━━━ DATA LINES
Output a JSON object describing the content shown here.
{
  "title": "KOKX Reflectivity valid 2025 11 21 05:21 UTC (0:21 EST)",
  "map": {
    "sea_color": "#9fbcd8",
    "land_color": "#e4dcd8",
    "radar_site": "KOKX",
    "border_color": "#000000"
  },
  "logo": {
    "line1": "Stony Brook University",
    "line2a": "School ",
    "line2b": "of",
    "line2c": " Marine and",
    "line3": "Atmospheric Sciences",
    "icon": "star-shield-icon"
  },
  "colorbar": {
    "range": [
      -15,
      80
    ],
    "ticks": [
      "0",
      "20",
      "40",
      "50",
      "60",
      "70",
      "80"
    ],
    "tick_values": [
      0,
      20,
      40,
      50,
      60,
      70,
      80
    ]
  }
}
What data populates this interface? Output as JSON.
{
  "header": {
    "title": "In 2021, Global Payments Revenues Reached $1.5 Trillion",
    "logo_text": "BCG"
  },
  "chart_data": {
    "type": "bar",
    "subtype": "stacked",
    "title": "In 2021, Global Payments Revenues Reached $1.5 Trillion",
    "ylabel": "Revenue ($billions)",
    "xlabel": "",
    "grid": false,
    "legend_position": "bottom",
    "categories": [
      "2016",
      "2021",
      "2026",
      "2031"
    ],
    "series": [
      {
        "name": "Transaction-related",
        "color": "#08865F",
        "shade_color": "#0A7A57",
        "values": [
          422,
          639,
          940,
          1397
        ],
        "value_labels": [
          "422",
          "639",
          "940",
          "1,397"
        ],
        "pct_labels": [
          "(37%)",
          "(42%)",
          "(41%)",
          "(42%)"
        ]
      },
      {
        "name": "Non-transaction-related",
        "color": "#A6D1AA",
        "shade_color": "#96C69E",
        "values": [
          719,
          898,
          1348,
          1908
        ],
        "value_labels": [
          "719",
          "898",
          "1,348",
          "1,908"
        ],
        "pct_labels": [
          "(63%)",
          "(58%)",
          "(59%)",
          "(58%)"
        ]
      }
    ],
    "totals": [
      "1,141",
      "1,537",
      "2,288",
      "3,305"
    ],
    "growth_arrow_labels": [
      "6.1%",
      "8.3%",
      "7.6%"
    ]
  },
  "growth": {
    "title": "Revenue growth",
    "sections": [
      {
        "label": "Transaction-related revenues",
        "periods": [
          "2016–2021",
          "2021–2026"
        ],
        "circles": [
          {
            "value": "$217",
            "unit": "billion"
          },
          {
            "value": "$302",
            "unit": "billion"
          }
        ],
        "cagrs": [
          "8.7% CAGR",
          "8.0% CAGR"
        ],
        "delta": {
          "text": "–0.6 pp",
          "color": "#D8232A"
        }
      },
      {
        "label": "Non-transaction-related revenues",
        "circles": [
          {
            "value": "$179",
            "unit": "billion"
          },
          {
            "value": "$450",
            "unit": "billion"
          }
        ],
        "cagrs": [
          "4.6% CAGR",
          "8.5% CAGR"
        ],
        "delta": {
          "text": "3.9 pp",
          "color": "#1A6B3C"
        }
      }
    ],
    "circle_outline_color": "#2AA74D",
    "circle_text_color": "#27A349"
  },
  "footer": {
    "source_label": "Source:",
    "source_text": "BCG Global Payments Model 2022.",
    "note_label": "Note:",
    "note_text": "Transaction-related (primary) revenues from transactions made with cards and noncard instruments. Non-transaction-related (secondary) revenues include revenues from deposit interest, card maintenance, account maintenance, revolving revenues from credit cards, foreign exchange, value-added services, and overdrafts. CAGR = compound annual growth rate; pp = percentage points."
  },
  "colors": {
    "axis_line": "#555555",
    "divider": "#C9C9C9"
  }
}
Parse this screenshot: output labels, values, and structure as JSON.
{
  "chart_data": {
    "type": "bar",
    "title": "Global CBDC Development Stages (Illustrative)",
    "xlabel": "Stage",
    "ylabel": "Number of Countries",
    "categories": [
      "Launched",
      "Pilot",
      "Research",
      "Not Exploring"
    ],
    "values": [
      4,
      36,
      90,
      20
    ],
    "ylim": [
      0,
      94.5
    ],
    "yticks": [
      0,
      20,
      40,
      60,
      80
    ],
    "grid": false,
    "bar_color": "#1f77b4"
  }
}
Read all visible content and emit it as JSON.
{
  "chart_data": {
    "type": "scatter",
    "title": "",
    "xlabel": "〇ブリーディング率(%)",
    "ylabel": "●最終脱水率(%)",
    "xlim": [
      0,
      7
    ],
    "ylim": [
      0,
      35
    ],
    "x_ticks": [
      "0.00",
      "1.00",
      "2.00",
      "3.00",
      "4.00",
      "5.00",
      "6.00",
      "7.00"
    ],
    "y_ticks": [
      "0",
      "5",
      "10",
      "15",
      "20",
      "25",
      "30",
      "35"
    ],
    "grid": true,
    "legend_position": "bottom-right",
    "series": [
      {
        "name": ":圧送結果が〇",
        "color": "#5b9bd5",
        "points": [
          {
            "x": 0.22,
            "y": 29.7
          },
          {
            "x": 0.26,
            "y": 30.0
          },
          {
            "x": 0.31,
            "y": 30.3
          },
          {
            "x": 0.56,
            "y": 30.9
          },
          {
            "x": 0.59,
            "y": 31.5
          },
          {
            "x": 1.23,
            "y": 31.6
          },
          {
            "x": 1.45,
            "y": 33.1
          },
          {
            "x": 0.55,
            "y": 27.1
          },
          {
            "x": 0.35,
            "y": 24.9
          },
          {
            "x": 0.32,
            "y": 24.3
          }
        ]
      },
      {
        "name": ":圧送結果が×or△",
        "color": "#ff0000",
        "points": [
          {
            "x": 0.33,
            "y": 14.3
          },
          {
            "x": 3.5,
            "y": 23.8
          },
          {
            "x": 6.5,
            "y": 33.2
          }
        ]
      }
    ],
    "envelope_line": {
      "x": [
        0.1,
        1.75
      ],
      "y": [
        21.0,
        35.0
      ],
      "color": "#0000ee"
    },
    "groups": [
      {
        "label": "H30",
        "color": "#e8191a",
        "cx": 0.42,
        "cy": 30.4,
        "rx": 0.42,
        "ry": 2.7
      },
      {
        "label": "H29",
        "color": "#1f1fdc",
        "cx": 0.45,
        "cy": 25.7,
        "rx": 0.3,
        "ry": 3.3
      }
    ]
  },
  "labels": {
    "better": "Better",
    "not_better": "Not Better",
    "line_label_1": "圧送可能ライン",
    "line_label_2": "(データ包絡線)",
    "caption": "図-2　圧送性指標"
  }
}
━━━━━━
_INSTRUCTION_. Reproduce the full listing above, character for character.

_FINISHED TASK_.
Output a JSON object describing the content shown here.
{
  "title": "KOKX Reflectivity valid 2025 11 21 05:21 UTC (0:21 EST)",
  "map": {
    "sea_color": "#9fbcd8",
    "land_color": "#e4dcd8",
    "radar_site": "KOKX",
    "border_color": "#000000"
  },
  "logo": {
    "line1": "Stony Brook University",
    "line2a": "School ",
    "line2b": "of",
    "line2c": " Marine and",
    "line3": "Atmospheric Sciences",
    "icon": "star-shield-icon"
  },
  "colorbar": {
    "range": [
      -15,
      80
    ],
    "ticks": [
      "0",
      "20",
      "40",
      "50",
      "60",
      "70",
      "80"
    ],
    "tick_values": [
      0,
      20,
      40,
      50,
      60,
      70,
      80
    ]
  }
}
What data populates this interface? Output as JSON.
{
  "header": {
    "title": "In 2021, Global Payments Revenues Reached $1.5 Trillion",
    "logo_text": "BCG"
  },
  "chart_data": {
    "type": "bar",
    "subtype": "stacked",
    "title": "In 2021, Global Payments Revenues Reached $1.5 Trillion",
    "ylabel": "Revenue ($billions)",
    "xlabel": "",
    "grid": false,
    "legend_position": "bottom",
    "categories": [
      "2016",
      "2021",
      "2026",
      "2031"
    ],
    "series": [
      {
        "name": "Transaction-related",
        "color": "#08865F",
        "shade_color": "#0A7A57",
        "values": [
          422,
          639,
          940,
          1397
        ],
        "value_labels": [
          "422",
          "639",
          "940",
          "1,397"
        ],
        "pct_labels": [
          "(37%)",
          "(42%)",
          "(41%)",
          "(42%)"
        ]
      },
      {
        "name": "Non-transaction-related",
        "color": "#A6D1AA",
        "shade_color": "#96C69E",
        "values": [
          719,
          898,
          1348,
          1908
        ],
        "value_labels": [
          "719",
          "898",
          "1,348",
          "1,908"
        ],
        "pct_labels": [
          "(63%)",
          "(58%)",
          "(59%)",
          "(58%)"
        ]
      }
    ],
    "totals": [
      "1,141",
      "1,537",
      "2,288",
      "3,305"
    ],
    "growth_arrow_labels": [
      "6.1%",
      "8.3%",
      "7.6%"
    ]
  },
  "growth": {
    "title": "Revenue growth",
    "sections": [
      {
        "label": "Transaction-related revenues",
        "periods": [
          "2016–2021",
          "2021–2026"
        ],
        "circles": [
          {
            "value": "$217",
            "unit": "billion"
          },
          {
            "value": "$302",
            "unit": "billion"
          }
        ],
        "cagrs": [
          "8.7% CAGR",
          "8.0% CAGR"
        ],
        "delta": {
          "text": "–0.6 pp",
          "color": "#D8232A"
        }
      },
      {
        "label": "Non-transaction-related revenues",
        "circles": [
          {
            "value": "$179",
            "unit": "billion"
          },
          {
            "value": "$450",
            "unit": "billion"
          }
        ],
        "cagrs": [
          "4.6% CAGR",
          "8.5% CAGR"
        ],
        "delta": {
          "text": "3.9 pp",
          "color": "#1A6B3C"
        }
      }
    ],
    "circle_outline_color": "#2AA74D",
    "circle_text_color": "#27A349"
  },
  "footer": {
    "source_label": "Source:",
    "source_text": "BCG Global Payments Model 2022.",
    "note_label": "Note:",
    "note_text": "Transaction-related (primary) revenues from transactions made with cards and noncard instruments. Non-transaction-related (secondary) revenues include revenues from deposit interest, card maintenance, account maintenance, revolving revenues from credit cards, foreign exchange, value-added services, and overdrafts. CAGR = compound annual growth rate; pp = percentage points."
  },
  "colors": {
    "axis_line": "#555555",
    "divider": "#C9C9C9"
  }
}
Parse this screenshot: output labels, values, and structure as JSON.
{
  "chart_data": {
    "type": "bar",
    "title": "Global CBDC Development Stages (Illustrative)",
    "xlabel": "Stage",
    "ylabel": "Number of Countries",
    "categories": [
      "Launched",
      "Pilot",
      "Research",
      "Not Exploring"
    ],
    "values": [
      4,
      36,
      90,
      20
    ],
    "ylim": [
      0,
      94.5
    ],
    "yticks": [
      0,
      20,
      40,
      60,
      80
    ],
    "grid": false,
    "bar_color": "#1f77b4"
  }
}
Read all visible content and emit it as JSON.
{
  "chart_data": {
    "type": "scatter",
    "title": "",
    "xlabel": "〇ブリーディング率(%)",
    "ylabel": "●最終脱水率(%)",
    "xlim": [
      0,
      7
    ],
    "ylim": [
      0,
      35
    ],
    "x_ticks": [
      "0.00",
      "1.00",
      "2.00",
      "3.00",
      "4.00",
      "5.00",
      "6.00",
      "7.00"
    ],
    "y_ticks": [
      "0",
      "5",
      "10",
      "15",
      "20",
      "25",
      "30",
      "35"
    ],
    "grid": true,
    "legend_position": "bottom-right",
    "series": [
      {
        "name": ":圧送結果が〇",
        "color": "#5b9bd5",
        "points": [
          {
            "x": 0.22,
            "y": 29.7
          },
          {
            "x": 0.26,
            "y": 30.0
          },
          {
            "x": 0.31,
            "y": 30.3
          },
          {
            "x": 0.56,
            "y": 30.9
          },
          {
            "x": 0.59,
            "y": 31.5
          },
          {
            "x": 1.23,
            "y": 31.6
          },
          {
            "x": 1.45,
            "y": 33.1
          },
          {
            "x": 0.55,
            "y": 27.1
          },
          {
            "x": 0.35,
            "y": 24.9
          },
          {
            "x": 0.32,
            "y": 24.3
          }
        ]
      },
      {
        "name": ":圧送結果が×or△",
        "color": "#ff0000",
        "points": [
          {
            "x": 0.33,
            "y": 14.3
          },
          {
            "x": 3.5,
            "y": 23.8
          },
          {
            "x": 6.5,
            "y": 33.2
          }
        ]
      }
    ],
    "envelope_line": {
      "x": [
        0.1,
        1.75
      ],
      "y": [
        21.0,
        35.0
      ],
      "color": "#0000ee"
    },
    "groups": [
      {
        "label": "H30",
        "color": "#e8191a",
        "cx": 0.42,
        "cy": 30.4,
        "rx": 0.42,
        "ry": 2.7
      },
      {
        "label": "H29",
        "color": "#1f1fdc",
        "cx": 0.45,
        "cy": 25.7,
        "rx": 0.3,
        "ry": 3.3
      }
    ]
  },
  "labels": {
    "better": "Better",
    "not_better": "Not Better",
    "line_label_1": "圧送可能ライン",
    "line_label_2": "(データ包絡線)",
    "caption": "図-2　圧送性指標"
  }
}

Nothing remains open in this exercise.